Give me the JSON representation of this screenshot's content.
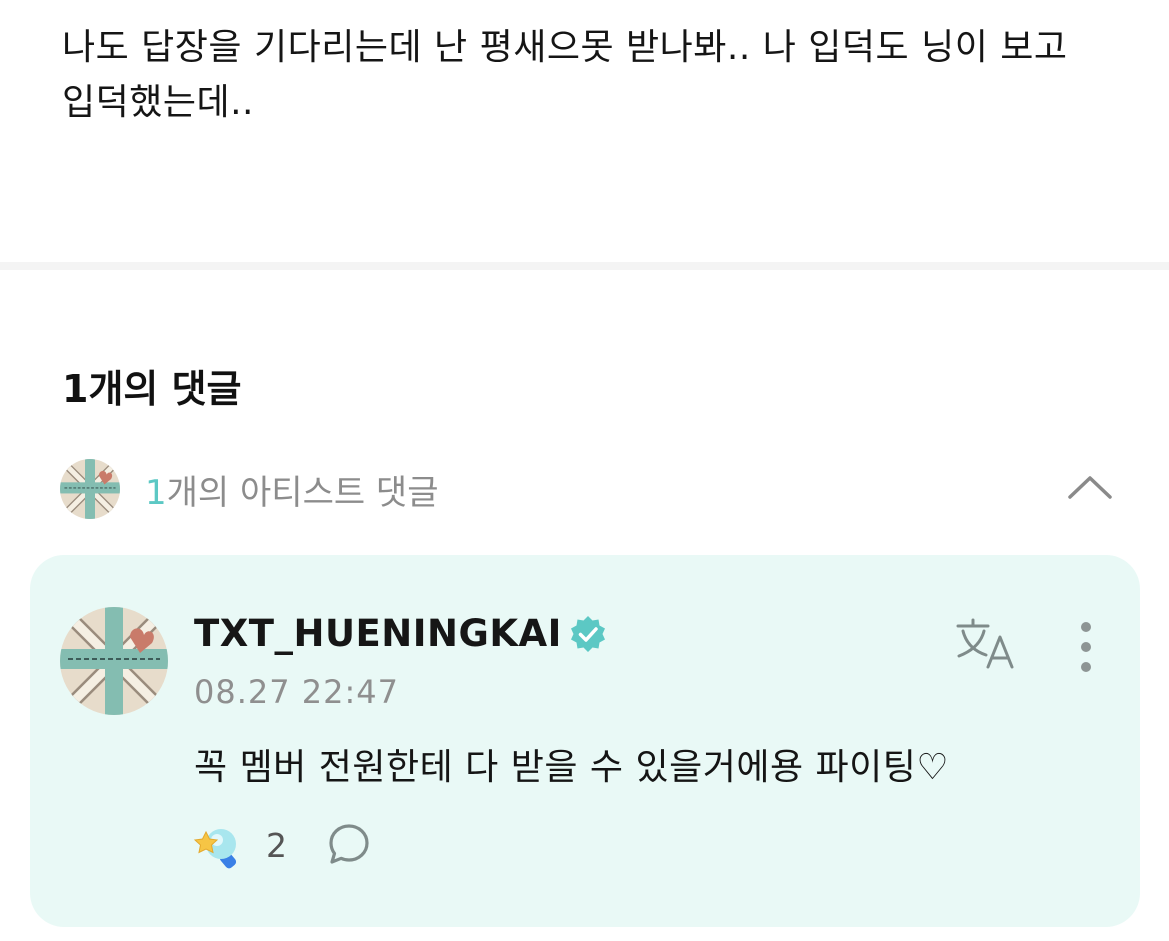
{
  "post": {
    "body": "나도 답장을 기다리는데 난 평새으못 받나봐.. 나 입덕도 닝이 보고 입덕했는데.."
  },
  "comments": {
    "heading": "1개의 댓글",
    "artist_summary": {
      "count": "1",
      "label": "개의 아티스트 댓글"
    },
    "items": [
      {
        "author": "TXT_HUENINGKAI",
        "timestamp": "08.27 22:47",
        "text": "꼭 멤버 전원한테 다 받을 수 있을거에용 파이팅♡",
        "reaction_count": "2",
        "verified": true
      }
    ]
  },
  "icons": {
    "collapse": "chevron-up-icon",
    "verified": "verified-badge-icon",
    "translate": "translate-icon",
    "more": "more-vertical-icon",
    "reaction": "light-stick-reaction-icon",
    "reply": "speech-bubble-icon"
  },
  "colors": {
    "accent": "#5cc8c4",
    "card_background": "#e9f9f6",
    "muted_text": "#8c8c8c"
  }
}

Required task. Reproduce every line above as written, skipping pictures.

Correct response.
Give me the JSON representation of this screenshot's content.
{
  "post": {
    "body": "나도 답장을 기다리는데 난 평새으못 받나봐.. 나 입덕도 닝이 보고 입덕했는데.."
  },
  "comments": {
    "heading": "1개의 댓글",
    "artist_summary": {
      "count": "1",
      "label": "개의 아티스트 댓글"
    },
    "items": [
      {
        "author": "TXT_HUENINGKAI",
        "timestamp": "08.27 22:47",
        "text": "꼭 멤버 전원한테 다 받을 수 있을거에용 파이팅♡",
        "reaction_count": "2",
        "verified": true
      }
    ]
  },
  "icons": {
    "collapse": "chevron-up-icon",
    "verified": "verified-badge-icon",
    "translate": "translate-icon",
    "more": "more-vertical-icon",
    "reaction": "light-stick-reaction-icon",
    "reply": "speech-bubble-icon"
  },
  "colors": {
    "accent": "#5cc8c4",
    "card_background": "#e9f9f6",
    "muted_text": "#8c8c8c"
  }
}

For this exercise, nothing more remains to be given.